Lift every line from the entries that includes the word "korištenja".
* start RECORDED DATA *
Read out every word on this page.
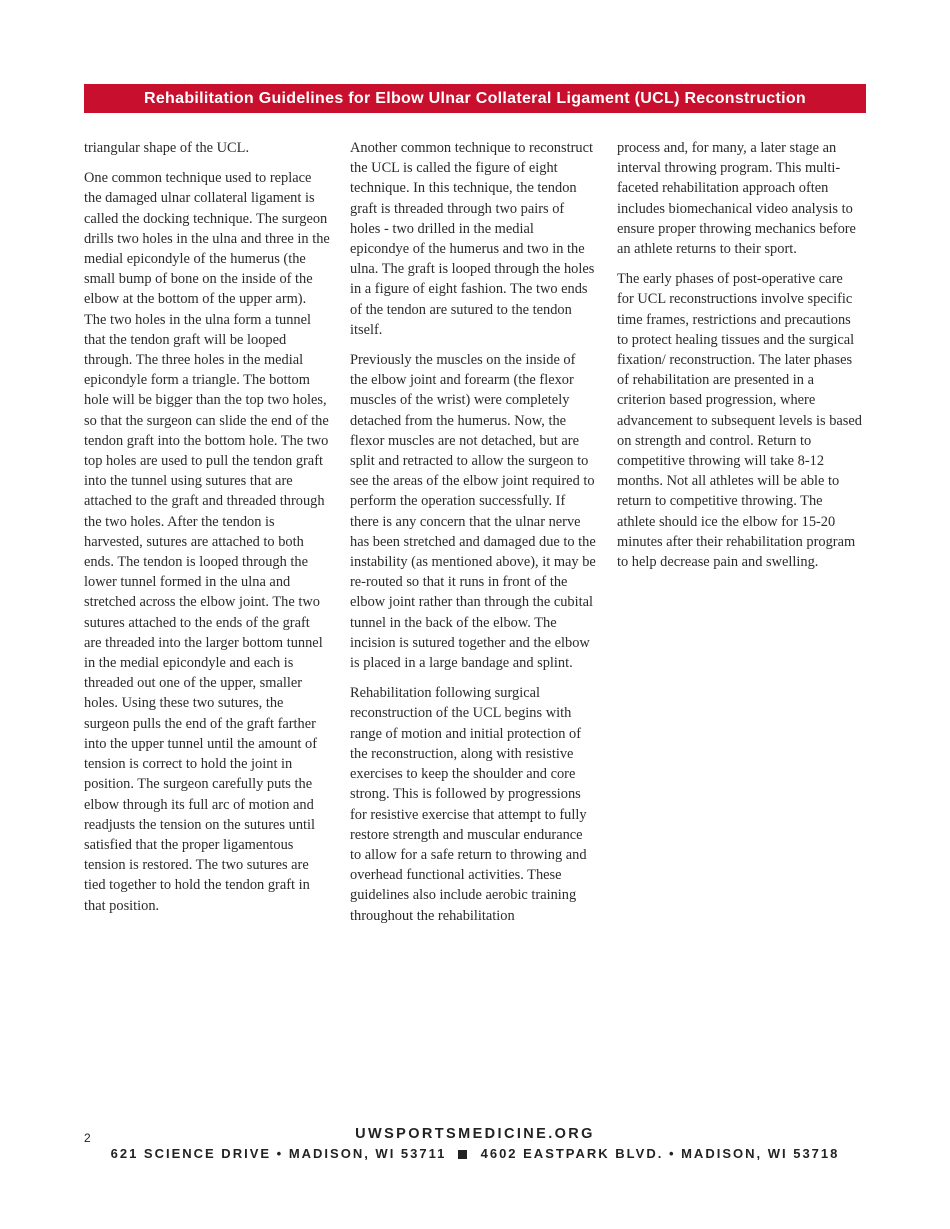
Rehabilitation Guidelines for Elbow Ulnar Collateral Ligament (UCL) Reconstruction

triangular shape of the UCL.

One common technique used to replace the damaged ulnar collateral ligament is called the docking technique. The surgeon drills two holes in the ulna and three in the medial epicondyle of the humerus (the small bump of bone on the inside of the elbow at the bottom of the upper arm). The two holes in the ulna form a tunnel that the tendon graft will be looped through. The three holes in the medial epicondyle form a triangle. The bottom hole will be bigger than the top two holes, so that the surgeon can slide the end of the tendon graft into the bottom hole. The two top holes are used to pull the tendon graft into the tunnel using sutures that are attached to the graft and threaded through the two holes. After the tendon is harvested, sutures are attached to both ends. The tendon is looped through the lower tunnel formed in the ulna and stretched across the elbow joint. The two sutures attached to the ends of the graft are threaded into the larger bottom tunnel in the medial epicondyle and each is threaded out one of the upper, smaller holes. Using these two sutures, the surgeon pulls the end of the graft farther into the upper tunnel until the amount of tension is correct to hold the joint in position. The surgeon carefully puts the elbow through its full arc of motion and readjusts the tension on the sutures until satisfied that the proper ligamentous tension is restored. The two sutures are tied together to hold the tendon graft in that position.

Another common technique to reconstruct the UCL is called the figure of eight technique. In this technique, the tendon graft is threaded through two pairs of holes - two drilled in the medial epicondye of the humerus and two in the ulna. The graft is looped through the holes in a figure of eight fashion. The two ends of the tendon are sutured to the tendon itself.

Previously the muscles on the inside of the elbow joint and forearm (the flexor muscles of the wrist) were completely detached from the humerus. Now, the flexor muscles are not detached, but are split and retracted to allow the surgeon to see the areas of the elbow joint required to perform the operation successfully. If there is any concern that the ulnar nerve has been stretched and damaged due to the instability (as mentioned above), it may be re-routed so that it runs in front of the elbow joint rather than through the cubital tunnel in the back of the elbow. The incision is sutured together and the elbow is placed in a large bandage and splint.

Rehabilitation following surgical reconstruction of the UCL begins with range of motion and initial protection of the reconstruction, along with resistive exercises to keep the shoulder and core strong. This is followed by progressions for resistive exercise that attempt to fully restore strength and muscular endurance to allow for a safe return to throwing and overhead functional activities. These guidelines also include aerobic training throughout the rehabilitation

process and, for many, a later stage an interval throwing program. This multi-faceted rehabilitation approach often includes biomechanical video analysis to ensure proper throwing mechanics before an athlete returns to their sport.

The early phases of post-operative care for UCL reconstructions involve specific time frames, restrictions and precautions to protect healing tissues and the surgical fixation/ reconstruction. The later phases of rehabilitation are presented in a criterion based progression, where advancement to subsequent levels is based on strength and control. Return to competitive throwing will take 8-12 months. Not all athletes will be able to return to competitive throwing. The athlete should ice the elbow for 15-20 minutes after their rehabilitation program to help decrease pain and swelling.

2	UWSPORTSMEDICINE.ORG
621 SCIENCE DRIVE • MADISON, WI 53711	4602 EASTPARK BLVD. • MADISON, WI 53718
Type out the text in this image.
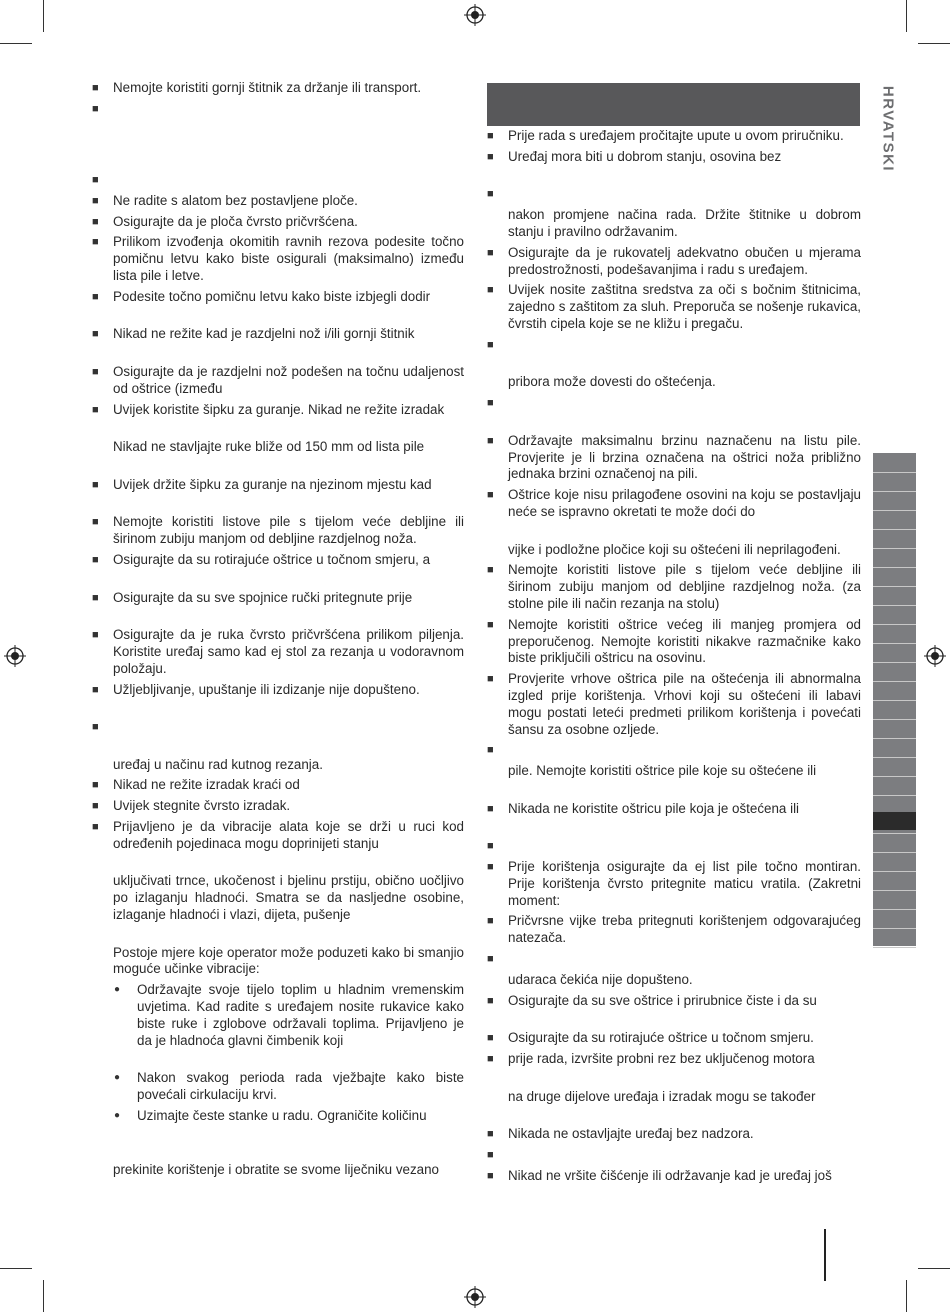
HRVATSKI
■ Nemojte koristiti gornji štitnik za držanje ili transport.
■
■
■ Ne radite s alatom bez postavljene ploče.
■ Osigurajte da je ploča čvrsto pričvršćena.
■ Prilikom izvođenja okomitih ravnih rezova podesite točno pomičnu letvu kako biste osigurali (maksimalno) između lista pile i letve.
■ Podesite točno pomičnu letvu kako biste izbjegli dodir
■ Nikad ne režite kad je razdjelni nož i/ili gornji štitnik
■ Osigurajte da je razdjelni nož podešen na točnu udaljenost od oštrice (između
■ Uvijek koristite šipku za guranje. Nikad ne režite izradak
Nikad ne stavljajte ruke bliže od 150 mm od lista pile
■ Uvijek držite šipku za guranje na njezinom mjestu kad
■ Nemojte koristiti listove pile s tijelom veće debljine ili širinom zubiju manjom od debljine razdjelnog noža.
■ Osigurajte da su rotirajuće oštrice u točnom smjeru, a
■ Osigurajte da su sve spojnice ručki pritegnute prije
■ Osigurajte da je ruka čvrsto pričvršćena prilikom piljenja. Koristite uređaj samo kad ej stol za rezanja u vodoravnom položaju.
■ Užljebljivanje, upuštanje ili izdizanje nije dopušteno.
■
uređaj u načinu rad kutnog rezanja.
■ Nikad ne režite izradak kraći od
■ Uvijek stegnite čvrsto izradak.
■ Prijavljeno je da vibracije alata koje se drži u ruci kod određenih pojedinaca mogu doprinijeti stanju
uključivati trnce, ukočenost i bjelinu prstiju, obično uočljivo po izlaganju hladnoći. Smatra se da nasljedne osobine, izlaganje hladnoći i vlazi, dijeta, pušenje
Postoje mjere koje operator može poduzeti kako bi smanjio moguće učinke vibracije:
● Održavajte svoje tijelo toplim u hladnim vremenskim uvjetima. Kad radite s uređajem nosite rukavice kako biste ruke i zglobove održavali toplima. Prijavljeno je da je hladnoća glavni čimbenik koji
● Nakon svakog perioda rada vježbajte kako biste povećali cirkulaciju krvi.
● Uzimajte česte stanke u radu. Ograničite količinu
prekinite korištenje i obratite se svome liječniku vezano
■ Prije rada s uređajem pročitajte upute u ovom priručniku.
■ Uređaj mora biti u dobrom stanju, osovina bez
■
nakon promjene načina rada. Držite štitnike u dobrom stanju i pravilno održavanim.
■ Osigurajte da je rukovatelj adekvatno obučen u mjerama predostrožnosti, podešavanjima i radu s uređajem.
■ Uvijek nosite zaštitna sredstva za oči s bočnim štitnicima, zajedno s zaštitom za sluh. Preporuča se nošenje rukavica, čvrstih cipela koje se ne kližu i pregaču.
■
pribora može dovesti do oštećenja.
■
■ Održavajte maksimalnu brzinu naznačenu na listu pile. Provjerite je li brzina označena na oštrici noža približno jednaka brzini označenoj na pili.
■ Oštrice koje nisu prilagođene osovini na koju se postavljaju neće se ispravno okretati te može doći do
vijke i podložne pločice koji su oštećeni ili neprilagođeni.
■ Nemojte koristiti listove pile s tijelom veće debljine ili širinom zubiju manjom od debljine razdjelnog noža. (za stolne pile ili način rezanja na stolu)
■ Nemojte koristiti oštrice većeg ili manjeg promjera od preporučenog. Nemojte koristiti nikakve razmačnike kako biste priključili oštricu na osovinu.
■ Provjerite vrhove oštrica pile na oštećenja ili abnormalna izgled prije korištenja. Vrhovi koji su oštećeni ili labavi mogu postati leteći predmeti prilikom korištenja i povećati šansu za osobne ozljede.
■
pile. Nemojte koristiti oštrice pile koje su oštećene ili
■ Nikada ne koristite oštricu pile koja je oštećena ili
■
■ Prije korištenja osigurajte da ej list pile točno montiran. Prije korištenja čvrsto pritegnite maticu vratila. (Zakretni moment:
■ Pričvrsne vijke treba pritegnuti korištenjem odgovarajućeg natezača.
■
udaraca čekića nije dopušteno.
■ Osigurajte da su sve oštrice i prirubnice čiste i da su
■ Osigurajte da su rotirajuće oštrice u točnom smjeru.
■ prije rada, izvršite probni rez bez uključenog motora
na druge dijelove uređaja i izradak mogu se također
■ Nikada ne ostavljajte uređaj bez nadzora.
■
■ Nikad ne vršite čišćenje ili održavanje kad je uređaj još
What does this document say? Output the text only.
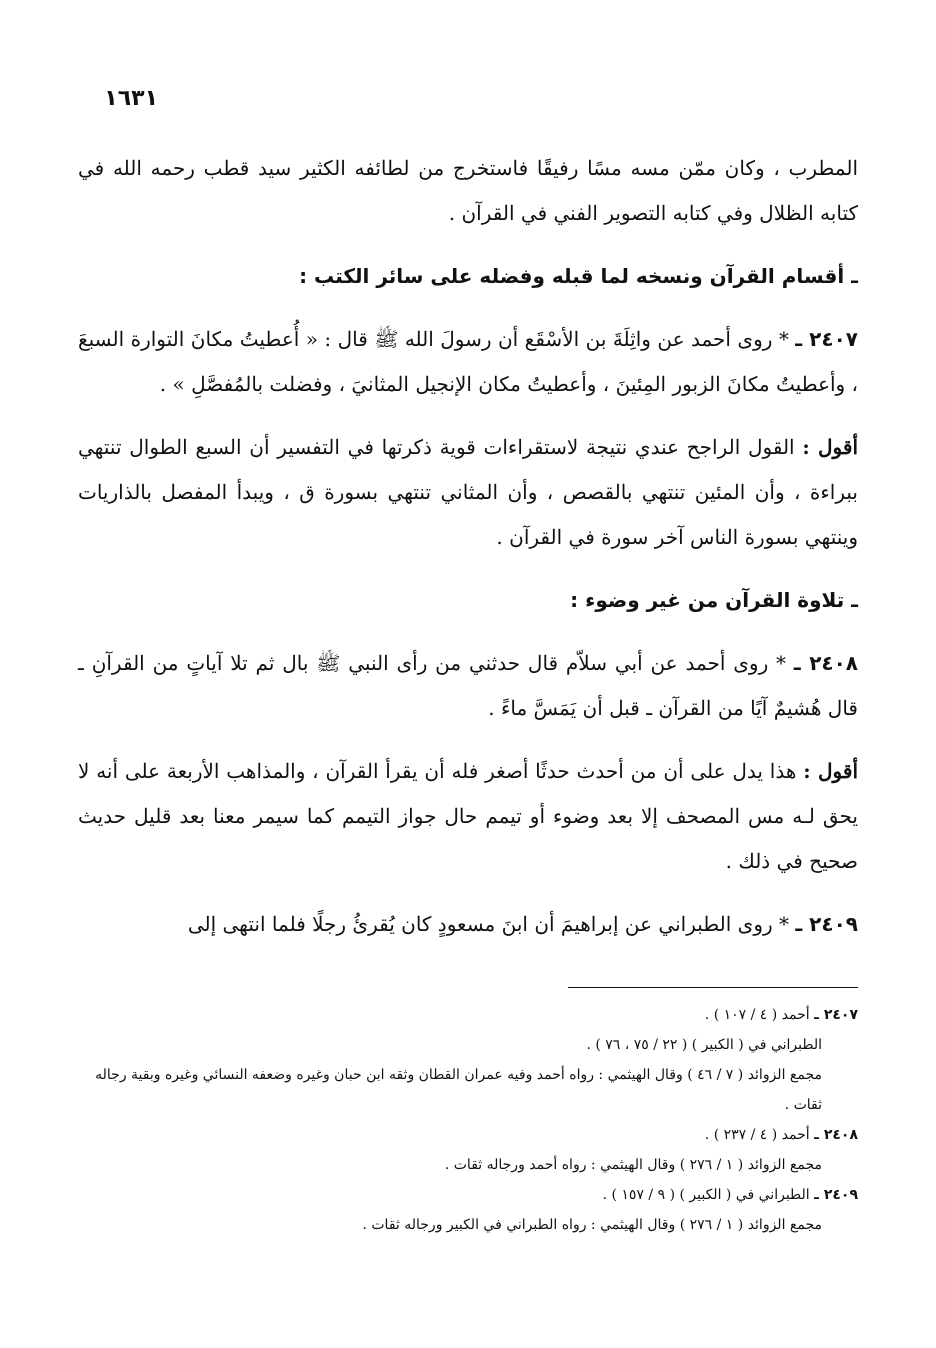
١٦٣١

المطرب ، وكان ممّن مسه مسًا رفيقًا فاستخرج من لطائفه الكثير سيد قطب رحمه الله في كتابه الظلال وفي كتابه التصوير الفني في القرآن .

ـ أقسام القرآن ونسخه لما قبله وفضله على سائر الكتب :

٢٤٠٧ ـ * روى أحمد عن واثِلَةَ بن الأسْقَع أن رسولَ الله ﷺ قال : « أُعطيتُ مكانَ التوارة السبعَ ، وأعطيتُ مكانَ الزبور المِئينَ ، وأعطيتُ مكان الإنجيل المثانيَ ، وفضلت بالمُفصَّلِ » .

أقول : القول الراجح عندي نتيجة لاستقراءات قوية ذكرتها في التفسير أن السبع الطوال تنتهي ببراءة ، وأن المئين تنتهي بالقصص ، وأن المثاني تنتهي بسورة ق ، ويبدأ المفصل بالذاريات وينتهي بسورة الناس آخر سورة في القرآن .

ـ تلاوة القرآن من غير وضوء :

٢٤٠٨ ـ * روى أحمد عن أبي سلاّم قال حدثني من رأى النبي ﷺ بال ثم تلا آياتٍ من القرآنِ ـ قال هُشيمٌ آيًا من القرآن ـ قبل أن يَمَسَّ ماءً .

أقول : هذا يدل على أن من أحدث حدثًا أصغر فله أن يقرأ القرآن ، والمذاهب الأربعة على أنه لا يحق لـه مس المصحف إلا بعد وضوء أو تيمم حال جواز التيمم كما سيمر معنا بعد قليل حديث صحيح في ذلك .

٢٤٠٩ ـ * روى الطبراني عن إبراهيمَ أن ابنَ مسعودٍ كان يُقرئُ رجلًا فلما انتهى إلى

٢٤٠٧ ـ أحمد ( ٤ / ١٠٧ ) .

الطبراني في ( الكبير ) ( ٢٢ / ٧٥ ، ٧٦ ) .

مجمع الزوائد ( ٧ / ٤٦ ) وقال الهيثمي : رواه أحمد وفيه عمران القطان وثقه ابن حبان وغيره وضعفه النسائي وغيره وبقية رجاله ثقات .

٢٤٠٨ ـ أحمد ( ٤ / ٢٣٧ ) .

مجمع الزوائد ( ١ / ٢٧٦ ) وقال الهيثمي : رواه أحمد ورجاله ثقات .

٢٤٠٩ ـ الطبراني في ( الكبير ) ( ٩ / ١٥٧ ) .

مجمع الزوائد ( ١ / ٢٧٦ ) وقال الهيثمي : رواه الطبراني في الكبير ورجاله ثقات .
* end RECORDED DATA *
RESULT ::
■ Provjerite vrhove oštrica pile na oštećenja ili abnormalna izgled prije korištenja. Vrhovi koji su oštećeni ili labavi mogu postati leteći predmeti prilikom korištenja i povećati šansu za osobne ozljede.
■ Prije korištenja osigurajte da ej list pile točno montiran. Prije korištenja čvrsto pritegnite maticu vratila. (Zakretni moment:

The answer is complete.